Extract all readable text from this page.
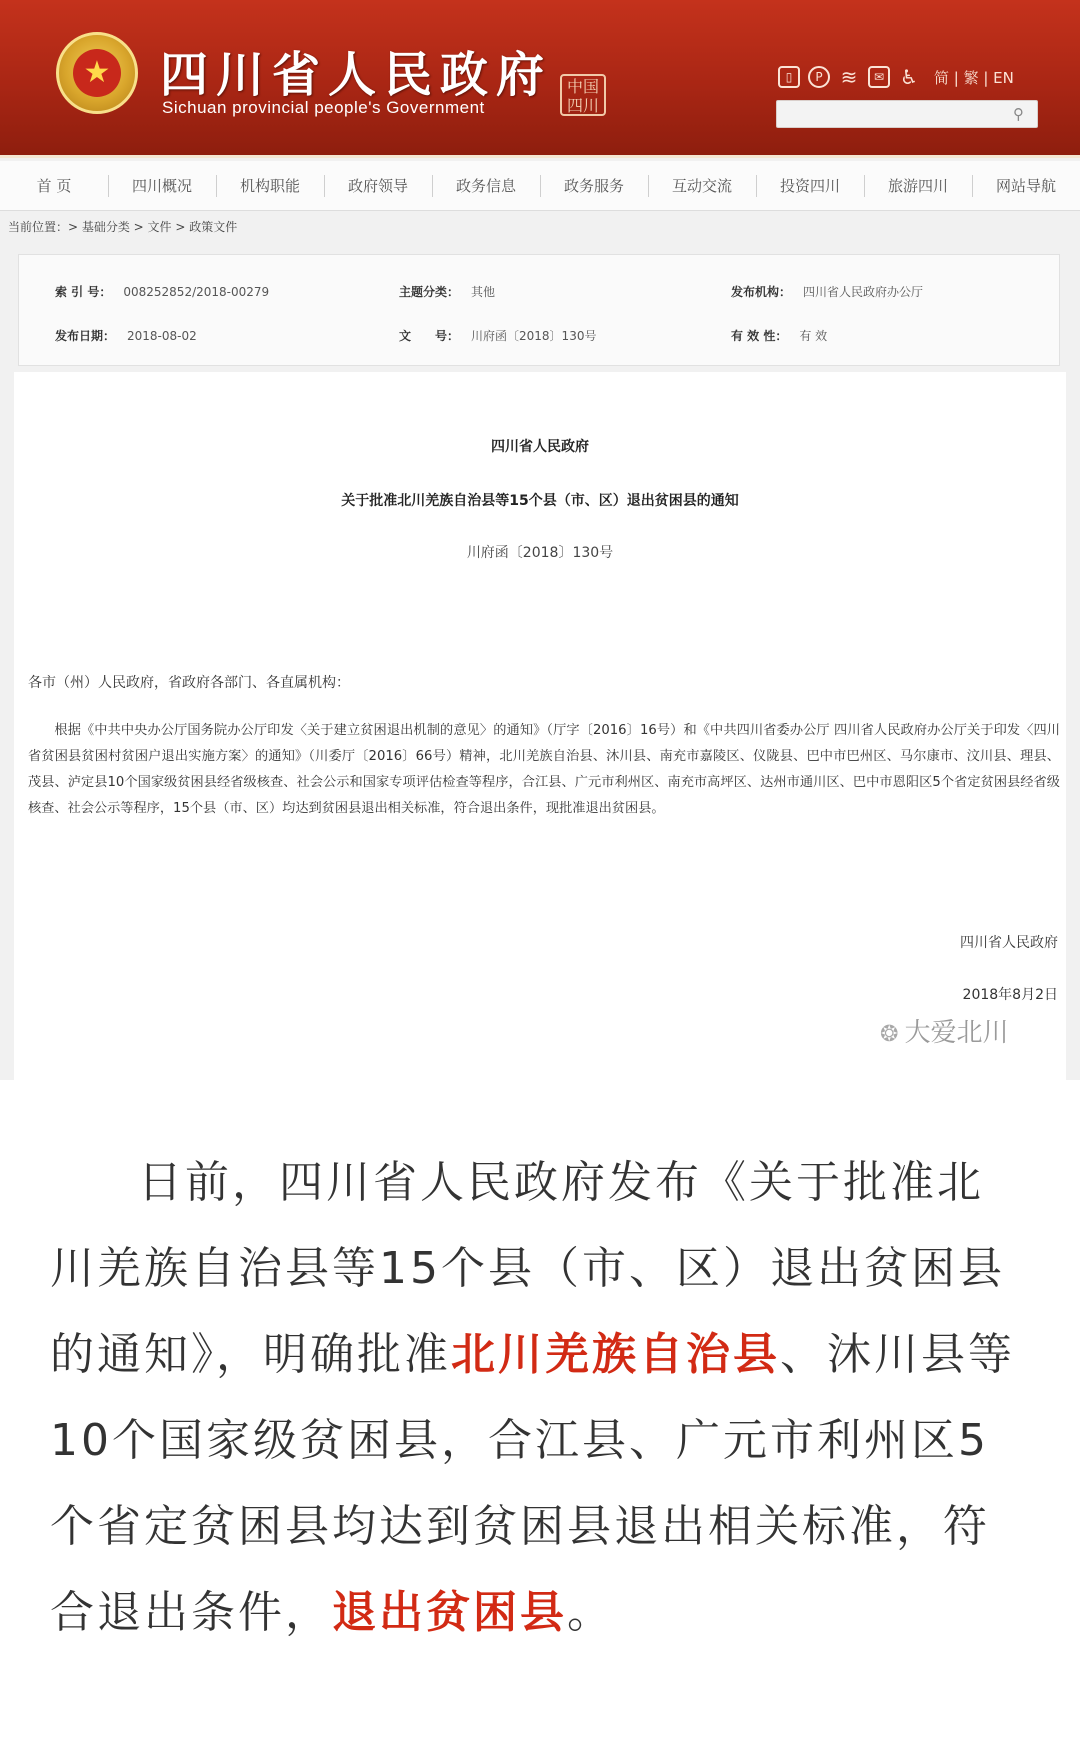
★ 四川省人民政府
Sichuan provincial people's Government
中国 四川
▯	P ≋	✉ ♿ 简 | 繁 | EN
⚲
首 页	四川概况	机构职能	政府领导	政务信息	政务服务	互动交流	投资四川	旅游四川	网站导航
当前位置：> 基础分类 > 文件 > 政策文件
索 引 号： 008252852/2018-00279	主题分类： 其他	发布机构： 四川省人民政府办公厅
发布日期： 2018-08-02	文　　号： 川府函〔2018〕130号	有 效 性： 有 效
四川省人民政府
关于批准北川羌族自治县等15个县（市、区）退出贫困县的通知
川府函〔2018〕130号
各市（州）人民政府，省政府各部门、各直属机构：
根据《中共中央办公厅国务院办公厅印发〈关于建立贫困退出机制的意见〉的通知》（厅字〔2016〕16号）和《中共四川省委办公厅 四川省人民政府办公厅关于印发〈四川省贫困县贫困村贫困户退出实施方案〉的通知》（川委厅〔2016〕66号）精神，北川羌族自治县、沐川县、南充市嘉陵区、仪陇县、巴中市巴州区、马尔康市、汶川县、理县、茂县、泸定县10个国家级贫困县经省级核查、社会公示和国家专项评估检查等程序，合江县、广元市利州区、南充市高坪区、达州市通川区、巴中市恩阳区5个省定贫困县经省级核查、社会公示等程序，15个县（市、区）均达到贫困县退出相关标准，符合退出条件，现批准退出贫困县。
四川省人民政府
2018年8月2日
❂ 大爱北川
日前，四川省人民政府发布《关于批准北川羌族自治县等15个县（市、区）退出贫困县的通知》，明确批准北川羌族自治县、沐川县等10个国家级贫困县，合江县、广元市利州区5个省定贫困县均达到贫困县退出相关标准，符合退出条件，退出贫困县。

##########

▶ [WHAT YOU WILL DO] Every line is to be duplicated exactly, though pictures stay out.

▶ [RESPONSE TO THIS EXERCISE]
Extract all readable text from this page.
★ 四川省人民政府
Sichuan provincial people's Government
中国 四川
▯	P ≋	✉ ♿ 简 | 繁 | EN
⚲
首 页	四川概况	机构职能	政府领导	政务信息	政务服务	互动交流	投资四川	旅游四川	网站导航
当前位置：> 基础分类 > 文件 > 政策文件
索 引 号： 008252852/2018-00279	主题分类： 其他	发布机构： 四川省人民政府办公厅
发布日期： 2018-08-02	文　　号： 川府函〔2018〕130号	有 效 性： 有 效
四川省人民政府
关于批准北川羌族自治县等15个县（市、区）退出贫困县的通知
川府函〔2018〕130号
各市（州）人民政府，省政府各部门、各直属机构：
根据《中共中央办公厅国务院办公厅印发〈关于建立贫困退出机制的意见〉的通知》（厅字〔2016〕16号）和《中共四川省委办公厅 四川省人民政府办公厅关于印发〈四川省贫困县贫困村贫困户退出实施方案〉的通知》（川委厅〔2016〕66号）精神，北川羌族自治县、沐川县、南充市嘉陵区、仪陇县、巴中市巴州区、马尔康市、汶川县、理县、茂县、泸定县10个国家级贫困县经省级核查、社会公示和国家专项评估检查等程序，合江县、广元市利州区、南充市高坪区、达州市通川区、巴中市恩阳区5个省定贫困县经省级核查、社会公示等程序，15个县（市、区）均达到贫困县退出相关标准，符合退出条件，现批准退出贫困县。
四川省人民政府
2018年8月2日
❂ 大爱北川
日前，四川省人民政府发布《关于批准北川羌族自治县等15个县（市、区）退出贫困县的通知》，明确批准北川羌族自治县、沐川县等10个国家级贫困县，合江县、广元市利州区5个省定贫困县均达到贫困县退出相关标准，符合退出条件，退出贫困县。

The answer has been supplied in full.